→ Directions for this task
Each record below must be returned exactly as shown.

→ Supplied information
+---+

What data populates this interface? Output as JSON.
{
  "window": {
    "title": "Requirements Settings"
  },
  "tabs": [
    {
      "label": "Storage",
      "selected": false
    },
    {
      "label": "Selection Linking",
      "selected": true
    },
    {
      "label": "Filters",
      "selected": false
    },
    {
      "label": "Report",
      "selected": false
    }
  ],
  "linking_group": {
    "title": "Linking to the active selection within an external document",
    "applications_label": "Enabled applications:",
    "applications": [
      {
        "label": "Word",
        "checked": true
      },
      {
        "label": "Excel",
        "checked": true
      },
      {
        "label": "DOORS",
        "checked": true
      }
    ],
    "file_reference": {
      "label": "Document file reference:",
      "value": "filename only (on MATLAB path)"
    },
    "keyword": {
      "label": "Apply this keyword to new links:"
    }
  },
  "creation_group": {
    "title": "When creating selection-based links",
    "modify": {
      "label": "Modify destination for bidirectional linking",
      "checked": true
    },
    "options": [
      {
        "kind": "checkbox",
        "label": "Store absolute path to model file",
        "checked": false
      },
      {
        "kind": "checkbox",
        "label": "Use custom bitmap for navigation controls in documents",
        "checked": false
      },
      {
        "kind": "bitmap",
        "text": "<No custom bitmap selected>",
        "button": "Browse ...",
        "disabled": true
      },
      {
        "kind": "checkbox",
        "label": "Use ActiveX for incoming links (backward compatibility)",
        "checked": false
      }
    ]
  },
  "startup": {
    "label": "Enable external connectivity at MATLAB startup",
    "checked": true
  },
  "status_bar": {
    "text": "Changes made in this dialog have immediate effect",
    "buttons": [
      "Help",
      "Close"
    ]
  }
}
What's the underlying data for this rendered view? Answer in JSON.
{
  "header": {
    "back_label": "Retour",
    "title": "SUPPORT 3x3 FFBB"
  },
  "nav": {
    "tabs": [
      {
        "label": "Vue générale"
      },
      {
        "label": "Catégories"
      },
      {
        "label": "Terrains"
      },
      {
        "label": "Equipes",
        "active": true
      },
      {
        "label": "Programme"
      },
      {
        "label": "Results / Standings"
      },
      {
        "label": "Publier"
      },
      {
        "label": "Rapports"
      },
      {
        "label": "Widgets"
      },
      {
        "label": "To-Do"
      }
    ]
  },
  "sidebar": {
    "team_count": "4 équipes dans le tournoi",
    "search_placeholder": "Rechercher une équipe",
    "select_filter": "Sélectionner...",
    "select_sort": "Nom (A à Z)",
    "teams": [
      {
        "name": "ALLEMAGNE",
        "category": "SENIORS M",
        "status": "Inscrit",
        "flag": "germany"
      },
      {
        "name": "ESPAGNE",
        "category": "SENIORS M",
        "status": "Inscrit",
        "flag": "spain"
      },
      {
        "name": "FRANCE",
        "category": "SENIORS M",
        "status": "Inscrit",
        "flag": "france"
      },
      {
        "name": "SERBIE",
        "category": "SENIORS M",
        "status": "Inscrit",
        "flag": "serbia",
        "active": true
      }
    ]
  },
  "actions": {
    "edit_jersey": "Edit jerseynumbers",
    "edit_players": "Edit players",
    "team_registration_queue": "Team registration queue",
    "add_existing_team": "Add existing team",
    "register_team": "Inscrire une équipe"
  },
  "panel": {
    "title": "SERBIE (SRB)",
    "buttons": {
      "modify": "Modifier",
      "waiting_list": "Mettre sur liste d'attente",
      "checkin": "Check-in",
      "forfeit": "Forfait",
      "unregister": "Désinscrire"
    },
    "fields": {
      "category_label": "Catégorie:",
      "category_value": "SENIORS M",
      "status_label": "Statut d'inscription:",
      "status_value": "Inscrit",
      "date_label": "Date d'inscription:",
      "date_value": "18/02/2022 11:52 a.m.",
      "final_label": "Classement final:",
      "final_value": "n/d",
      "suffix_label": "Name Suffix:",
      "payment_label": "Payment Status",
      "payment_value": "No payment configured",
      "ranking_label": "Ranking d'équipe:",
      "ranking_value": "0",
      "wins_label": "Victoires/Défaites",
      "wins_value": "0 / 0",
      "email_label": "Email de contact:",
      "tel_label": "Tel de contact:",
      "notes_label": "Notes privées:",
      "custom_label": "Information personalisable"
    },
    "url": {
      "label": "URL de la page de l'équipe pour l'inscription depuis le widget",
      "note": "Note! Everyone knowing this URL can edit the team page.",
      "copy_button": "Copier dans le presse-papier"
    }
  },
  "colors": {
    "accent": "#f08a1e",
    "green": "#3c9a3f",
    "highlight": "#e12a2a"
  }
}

+---+

→ Full output
What data populates this interface? Output as JSON.
{
  "window": {
    "title": "Requirements Settings"
  },
  "tabs": [
    {
      "label": "Storage",
      "selected": false
    },
    {
      "label": "Selection Linking",
      "selected": true
    },
    {
      "label": "Filters",
      "selected": false
    },
    {
      "label": "Report",
      "selected": false
    }
  ],
  "linking_group": {
    "title": "Linking to the active selection within an external document",
    "applications_label": "Enabled applications:",
    "applications": [
      {
        "label": "Word",
        "checked": true
      },
      {
        "label": "Excel",
        "checked": true
      },
      {
        "label": "DOORS",
        "checked": true
      }
    ],
    "file_reference": {
      "label": "Document file reference:",
      "value": "filename only (on MATLAB path)"
    },
    "keyword": {
      "label": "Apply this keyword to new links:"
    }
  },
  "creation_group": {
    "title": "When creating selection-based links",
    "modify": {
      "label": "Modify destination for bidirectional linking",
      "checked": true
    },
    "options": [
      {
        "kind": "checkbox",
        "label": "Store absolute path to model file",
        "checked": false
      },
      {
        "kind": "checkbox",
        "label": "Use custom bitmap for navigation controls in documents",
        "checked": false
      },
      {
        "kind": "bitmap",
        "text": "<No custom bitmap selected>",
        "button": "Browse ...",
        "disabled": true
      },
      {
        "kind": "checkbox",
        "label": "Use ActiveX for incoming links (backward compatibility)",
        "checked": false
      }
    ]
  },
  "startup": {
    "label": "Enable external connectivity at MATLAB startup",
    "checked": true
  },
  "status_bar": {
    "text": "Changes made in this dialog have immediate effect",
    "buttons": [
      "Help",
      "Close"
    ]
  }
}
What's the underlying data for this rendered view? Answer in JSON.
{
  "header": {
    "back_label": "Retour",
    "title": "SUPPORT 3x3 FFBB"
  },
  "nav": {
    "tabs": [
      {
        "label": "Vue générale"
      },
      {
        "label": "Catégories"
      },
      {
        "label": "Terrains"
      },
      {
        "label": "Equipes",
        "active": true
      },
      {
        "label": "Programme"
      },
      {
        "label": "Results / Standings"
      },
      {
        "label": "Publier"
      },
      {
        "label": "Rapports"
      },
      {
        "label": "Widgets"
      },
      {
        "label": "To-Do"
      }
    ]
  },
  "sidebar": {
    "team_count": "4 équipes dans le tournoi",
    "search_placeholder": "Rechercher une équipe",
    "select_filter": "Sélectionner...",
    "select_sort": "Nom (A à Z)",
    "teams": [
      {
        "name": "ALLEMAGNE",
        "category": "SENIORS M",
        "status": "Inscrit",
        "flag": "germany"
      },
      {
        "name": "ESPAGNE",
        "category": "SENIORS M",
        "status": "Inscrit",
        "flag": "spain"
      },
      {
        "name": "FRANCE",
        "category": "SENIORS M",
        "status": "Inscrit",
        "flag": "france"
      },
      {
        "name": "SERBIE",
        "category": "SENIORS M",
        "status": "Inscrit",
        "flag": "serbia",
        "active": true
      }
    ]
  },
  "actions": {
    "edit_jersey": "Edit jerseynumbers",
    "edit_players": "Edit players",
    "team_registration_queue": "Team registration queue",
    "add_existing_team": "Add existing team",
    "register_team": "Inscrire une équipe"
  },
  "panel": {
    "title": "SERBIE (SRB)",
    "buttons": {
      "modify": "Modifier",
      "waiting_list": "Mettre sur liste d'attente",
      "checkin": "Check-in",
      "forfeit": "Forfait",
      "unregister": "Désinscrire"
    },
    "fields": {
      "category_label": "Catégorie:",
      "category_value": "SENIORS M",
      "status_label": "Statut d'inscription:",
      "status_value": "Inscrit",
      "date_label": "Date d'inscription:",
      "date_value": "18/02/2022 11:52 a.m.",
      "final_label": "Classement final:",
      "final_value": "n/d",
      "suffix_label": "Name Suffix:",
      "payment_label": "Payment Status",
      "payment_value": "No payment configured",
      "ranking_label": "Ranking d'équipe:",
      "ranking_value": "0",
      "wins_label": "Victoires/Défaites",
      "wins_value": "0 / 0",
      "email_label": "Email de contact:",
      "tel_label": "Tel de contact:",
      "notes_label": "Notes privées:",
      "custom_label": "Information personalisable"
    },
    "url": {
      "label": "URL de la page de l'équipe pour l'inscription depuis le widget",
      "note": "Note! Everyone knowing this URL can edit the team page.",
      "copy_button": "Copier dans le presse-papier"
    }
  },
  "colors": {
    "accent": "#f08a1e",
    "green": "#3c9a3f",
    "highlight": "#e12a2a"
  }
}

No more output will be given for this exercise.